◆ Given problem
Copy each of the entries below faithfully, setting aside any pictures.

◆ Listed entries
• • • • • • •
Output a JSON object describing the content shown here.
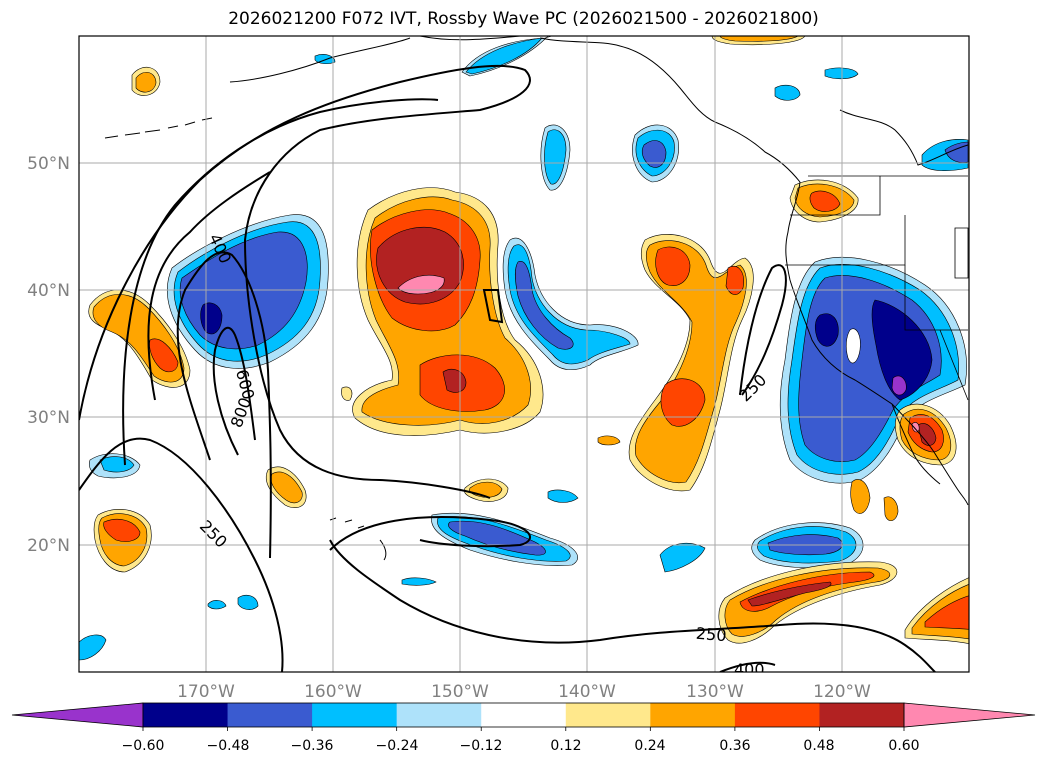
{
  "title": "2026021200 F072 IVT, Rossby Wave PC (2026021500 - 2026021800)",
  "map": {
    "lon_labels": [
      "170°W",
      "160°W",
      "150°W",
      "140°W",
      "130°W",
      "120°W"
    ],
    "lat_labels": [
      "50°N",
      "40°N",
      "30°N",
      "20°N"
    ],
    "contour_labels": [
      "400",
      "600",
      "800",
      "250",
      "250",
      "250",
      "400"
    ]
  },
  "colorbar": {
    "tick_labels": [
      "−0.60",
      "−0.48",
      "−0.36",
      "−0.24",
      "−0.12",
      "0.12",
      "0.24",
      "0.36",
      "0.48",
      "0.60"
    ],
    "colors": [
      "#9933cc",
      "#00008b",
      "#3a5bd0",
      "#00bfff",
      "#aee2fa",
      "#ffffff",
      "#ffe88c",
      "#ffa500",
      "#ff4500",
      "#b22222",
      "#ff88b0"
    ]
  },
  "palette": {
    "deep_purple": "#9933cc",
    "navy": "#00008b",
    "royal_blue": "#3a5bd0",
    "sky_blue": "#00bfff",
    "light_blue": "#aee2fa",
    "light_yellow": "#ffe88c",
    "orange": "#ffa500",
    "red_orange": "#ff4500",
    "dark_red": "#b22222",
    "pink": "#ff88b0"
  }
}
• • • • • • •
◆ Full solution
Output a JSON object describing the content shown here.
{
  "title": "2026021200 F072 IVT, Rossby Wave PC (2026021500 - 2026021800)",
  "map": {
    "lon_labels": [
      "170°W",
      "160°W",
      "150°W",
      "140°W",
      "130°W",
      "120°W"
    ],
    "lat_labels": [
      "50°N",
      "40°N",
      "30°N",
      "20°N"
    ],
    "contour_labels": [
      "400",
      "600",
      "800",
      "250",
      "250",
      "250",
      "400"
    ]
  },
  "colorbar": {
    "tick_labels": [
      "−0.60",
      "−0.48",
      "−0.36",
      "−0.24",
      "−0.12",
      "0.12",
      "0.24",
      "0.36",
      "0.48",
      "0.60"
    ],
    "colors": [
      "#9933cc",
      "#00008b",
      "#3a5bd0",
      "#00bfff",
      "#aee2fa",
      "#ffffff",
      "#ffe88c",
      "#ffa500",
      "#ff4500",
      "#b22222",
      "#ff88b0"
    ]
  },
  "palette": {
    "deep_purple": "#9933cc",
    "navy": "#00008b",
    "royal_blue": "#3a5bd0",
    "sky_blue": "#00bfff",
    "light_blue": "#aee2fa",
    "light_yellow": "#ffe88c",
    "orange": "#ffa500",
    "red_orange": "#ff4500",
    "dark_red": "#b22222",
    "pink": "#ff88b0"
  }
}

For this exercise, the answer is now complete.